**SUPPLIED INFORMATION**
====

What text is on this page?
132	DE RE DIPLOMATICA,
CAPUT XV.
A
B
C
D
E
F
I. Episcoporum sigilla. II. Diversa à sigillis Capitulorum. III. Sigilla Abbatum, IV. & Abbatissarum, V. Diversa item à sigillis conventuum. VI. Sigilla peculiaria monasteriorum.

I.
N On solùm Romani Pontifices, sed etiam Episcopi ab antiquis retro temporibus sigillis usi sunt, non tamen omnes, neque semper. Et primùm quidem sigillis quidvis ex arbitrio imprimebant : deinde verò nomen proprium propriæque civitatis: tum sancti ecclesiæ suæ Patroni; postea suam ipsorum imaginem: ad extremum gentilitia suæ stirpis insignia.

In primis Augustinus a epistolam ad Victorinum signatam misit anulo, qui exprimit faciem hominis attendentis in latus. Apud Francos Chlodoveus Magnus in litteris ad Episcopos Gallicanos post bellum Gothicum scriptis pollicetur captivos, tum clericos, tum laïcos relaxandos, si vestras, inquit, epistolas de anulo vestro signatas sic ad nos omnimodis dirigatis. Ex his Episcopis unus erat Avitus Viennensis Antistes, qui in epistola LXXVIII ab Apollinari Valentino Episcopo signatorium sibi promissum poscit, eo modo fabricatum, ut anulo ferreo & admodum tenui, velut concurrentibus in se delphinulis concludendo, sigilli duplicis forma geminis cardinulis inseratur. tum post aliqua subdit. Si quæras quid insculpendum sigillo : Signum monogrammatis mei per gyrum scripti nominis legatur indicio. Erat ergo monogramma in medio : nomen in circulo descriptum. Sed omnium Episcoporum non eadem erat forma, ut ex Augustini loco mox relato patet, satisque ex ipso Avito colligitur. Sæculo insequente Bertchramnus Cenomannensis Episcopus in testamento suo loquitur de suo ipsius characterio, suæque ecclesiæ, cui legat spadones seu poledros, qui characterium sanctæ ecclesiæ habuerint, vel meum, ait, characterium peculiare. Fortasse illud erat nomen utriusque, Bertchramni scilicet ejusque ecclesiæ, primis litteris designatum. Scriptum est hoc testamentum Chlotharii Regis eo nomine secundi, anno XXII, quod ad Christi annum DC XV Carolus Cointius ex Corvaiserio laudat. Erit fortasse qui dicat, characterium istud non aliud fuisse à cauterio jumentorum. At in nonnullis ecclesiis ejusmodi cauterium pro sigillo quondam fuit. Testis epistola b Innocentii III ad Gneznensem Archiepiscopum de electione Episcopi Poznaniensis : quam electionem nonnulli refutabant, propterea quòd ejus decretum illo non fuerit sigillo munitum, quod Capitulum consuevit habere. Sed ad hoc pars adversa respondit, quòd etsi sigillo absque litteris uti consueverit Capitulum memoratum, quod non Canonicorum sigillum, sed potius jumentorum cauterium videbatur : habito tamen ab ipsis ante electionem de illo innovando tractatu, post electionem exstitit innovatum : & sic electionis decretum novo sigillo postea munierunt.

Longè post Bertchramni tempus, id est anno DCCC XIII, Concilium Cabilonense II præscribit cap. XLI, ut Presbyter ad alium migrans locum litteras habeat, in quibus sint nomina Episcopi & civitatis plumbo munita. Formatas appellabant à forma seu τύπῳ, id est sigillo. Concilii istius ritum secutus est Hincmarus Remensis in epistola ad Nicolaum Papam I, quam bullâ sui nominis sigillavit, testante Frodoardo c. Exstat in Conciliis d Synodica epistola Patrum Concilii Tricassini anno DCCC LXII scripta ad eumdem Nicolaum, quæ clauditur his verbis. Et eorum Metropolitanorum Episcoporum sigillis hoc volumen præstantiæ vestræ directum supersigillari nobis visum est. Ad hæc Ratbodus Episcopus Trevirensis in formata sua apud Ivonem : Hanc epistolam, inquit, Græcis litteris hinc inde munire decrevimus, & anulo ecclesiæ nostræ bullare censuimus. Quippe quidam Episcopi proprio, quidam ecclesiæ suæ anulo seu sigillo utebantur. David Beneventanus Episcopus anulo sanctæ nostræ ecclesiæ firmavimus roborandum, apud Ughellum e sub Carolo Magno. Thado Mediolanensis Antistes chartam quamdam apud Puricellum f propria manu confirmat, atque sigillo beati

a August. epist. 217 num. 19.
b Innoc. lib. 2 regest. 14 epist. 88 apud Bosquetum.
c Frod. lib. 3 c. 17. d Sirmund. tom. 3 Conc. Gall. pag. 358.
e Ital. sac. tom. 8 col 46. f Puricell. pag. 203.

====

**WHAT IS NEEDED**
Transcribe the material exactly as it reads.

**CORRECT ANSWER**
What text is on this page?
132	DE RE DIPLOMATICA,
CAPUT XV.
A
B
C
D
E
F
I. Episcoporum sigilla. II. Diversa à sigillis Capitulorum. III. Sigilla Abbatum, IV. & Abbatissarum, V. Diversa item à sigillis conventuum. VI. Sigilla peculiaria monasteriorum.

I.
N On solùm Romani Pontifices, sed etiam Episcopi ab antiquis retro temporibus sigillis usi sunt, non tamen omnes, neque semper. Et primùm quidem sigillis quidvis ex arbitrio imprimebant : deinde verò nomen proprium propriæque civitatis: tum sancti ecclesiæ suæ Patroni; postea suam ipsorum imaginem: ad extremum gentilitia suæ stirpis insignia.

In primis Augustinus a epistolam ad Victorinum signatam misit anulo, qui exprimit faciem hominis attendentis in latus. Apud Francos Chlodoveus Magnus in litteris ad Episcopos Gallicanos post bellum Gothicum scriptis pollicetur captivos, tum clericos, tum laïcos relaxandos, si vestras, inquit, epistolas de anulo vestro signatas sic ad nos omnimodis dirigatis. Ex his Episcopis unus erat Avitus Viennensis Antistes, qui in epistola LXXVIII ab Apollinari Valentino Episcopo signatorium sibi promissum poscit, eo modo fabricatum, ut anulo ferreo & admodum tenui, velut concurrentibus in se delphinulis concludendo, sigilli duplicis forma geminis cardinulis inseratur. tum post aliqua subdit. Si quæras quid insculpendum sigillo : Signum monogrammatis mei per gyrum scripti nominis legatur indicio. Erat ergo monogramma in medio : nomen in circulo descriptum. Sed omnium Episcoporum non eadem erat forma, ut ex Augustini loco mox relato patet, satisque ex ipso Avito colligitur. Sæculo insequente Bertchramnus Cenomannensis Episcopus in testamento suo loquitur de suo ipsius characterio, suæque ecclesiæ, cui legat spadones seu poledros, qui characterium sanctæ ecclesiæ habuerint, vel meum, ait, characterium peculiare. Fortasse illud erat nomen utriusque, Bertchramni scilicet ejusque ecclesiæ, primis litteris designatum. Scriptum est hoc testamentum Chlotharii Regis eo nomine secundi, anno XXII, quod ad Christi annum DC XV Carolus Cointius ex Corvaiserio laudat. Erit fortasse qui dicat, characterium istud non aliud fuisse à cauterio jumentorum. At in nonnullis ecclesiis ejusmodi cauterium pro sigillo quondam fuit. Testis epistola b Innocentii III ad Gneznensem Archiepiscopum de electione Episcopi Poznaniensis : quam electionem nonnulli refutabant, propterea quòd ejus decretum illo non fuerit sigillo munitum, quod Capitulum consuevit habere. Sed ad hoc pars adversa respondit, quòd etsi sigillo absque litteris uti consueverit Capitulum memoratum, quod non Canonicorum sigillum, sed potius jumentorum cauterium videbatur : habito tamen ab ipsis ante electionem de illo innovando tractatu, post electionem exstitit innovatum : & sic electionis decretum novo sigillo postea munierunt.

Longè post Bertchramni tempus, id est anno DCCC XIII, Concilium Cabilonense II præscribit cap. XLI, ut Presbyter ad alium migrans locum litteras habeat, in quibus sint nomina Episcopi & civitatis plumbo munita. Formatas appellabant à forma seu τύπῳ, id est sigillo. Concilii istius ritum secutus est Hincmarus Remensis in epistola ad Nicolaum Papam I, quam bullâ sui nominis sigillavit, testante Frodoardo c. Exstat in Conciliis d Synodica epistola Patrum Concilii Tricassini anno DCCC LXII scripta ad eumdem Nicolaum, quæ clauditur his verbis. Et eorum Metropolitanorum Episcoporum sigillis hoc volumen præstantiæ vestræ directum supersigillari nobis visum est. Ad hæc Ratbodus Episcopus Trevirensis in formata sua apud Ivonem : Hanc epistolam, inquit, Græcis litteris hinc inde munire decrevimus, & anulo ecclesiæ nostræ bullare censuimus. Quippe quidam Episcopi proprio, quidam ecclesiæ suæ anulo seu sigillo utebantur. David Beneventanus Episcopus anulo sanctæ nostræ ecclesiæ firmavimus roborandum, apud Ughellum e sub Carolo Magno. Thado Mediolanensis Antistes chartam quamdam apud Puricellum f propria manu confirmat, atque sigillo beati

a August. epist. 217 num. 19.
b Innoc. lib. 2 regest. 14 epist. 88 apud Bosquetum.
c Frod. lib. 3 c. 17. d Sirmund. tom. 3 Conc. Gall. pag. 358.
e Ital. sac. tom. 8 col 46. f Puricell. pag. 203.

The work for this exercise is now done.